» OBJECTIVE
Transcribe the records below in full; pictures stay out of the copy.

─── DATASET RECORDS ───

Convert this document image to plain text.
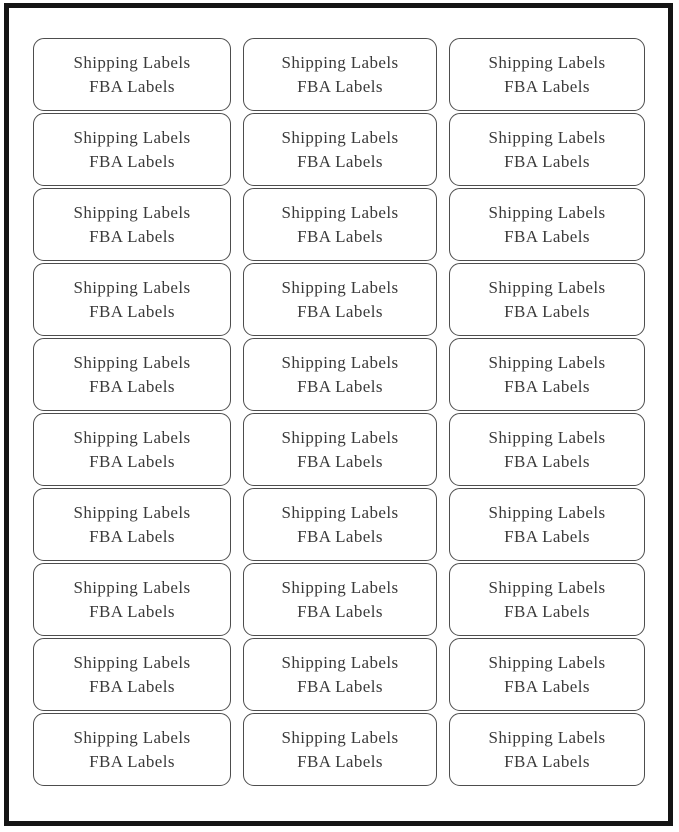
Shipping Labels
FBA Labels
Shipping Labels
FBA Labels
Shipping Labels
FBA Labels
Shipping Labels
FBA Labels
Shipping Labels
FBA Labels
Shipping Labels
FBA Labels
Shipping Labels
FBA Labels
Shipping Labels
FBA Labels
Shipping Labels
FBA Labels
Shipping Labels
FBA Labels
Shipping Labels
FBA Labels
Shipping Labels
FBA Labels
Shipping Labels
FBA Labels
Shipping Labels
FBA Labels
Shipping Labels
FBA Labels
Shipping Labels
FBA Labels
Shipping Labels
FBA Labels
Shipping Labels
FBA Labels
Shipping Labels
FBA Labels
Shipping Labels
FBA Labels
Shipping Labels
FBA Labels
Shipping Labels
FBA Labels
Shipping Labels
FBA Labels
Shipping Labels
FBA Labels
Shipping Labels
FBA Labels
Shipping Labels
FBA Labels
Shipping Labels
FBA Labels
Shipping Labels
FBA Labels
Shipping Labels
FBA Labels
Shipping Labels
FBA Labels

───

» WRITTEN SOLUTION
Convert this document image to plain text.
Shipping Labels
FBA Labels
Shipping Labels
FBA Labels
Shipping Labels
FBA Labels
Shipping Labels
FBA Labels
Shipping Labels
FBA Labels
Shipping Labels
FBA Labels
Shipping Labels
FBA Labels
Shipping Labels
FBA Labels
Shipping Labels
FBA Labels
Shipping Labels
FBA Labels
Shipping Labels
FBA Labels
Shipping Labels
FBA Labels
Shipping Labels
FBA Labels
Shipping Labels
FBA Labels
Shipping Labels
FBA Labels
Shipping Labels
FBA Labels
Shipping Labels
FBA Labels
Shipping Labels
FBA Labels
Shipping Labels
FBA Labels
Shipping Labels
FBA Labels
Shipping Labels
FBA Labels
Shipping Labels
FBA Labels
Shipping Labels
FBA Labels
Shipping Labels
FBA Labels
Shipping Labels
FBA Labels
Shipping Labels
FBA Labels
Shipping Labels
FBA Labels
Shipping Labels
FBA Labels
Shipping Labels
FBA Labels
Shipping Labels
FBA Labels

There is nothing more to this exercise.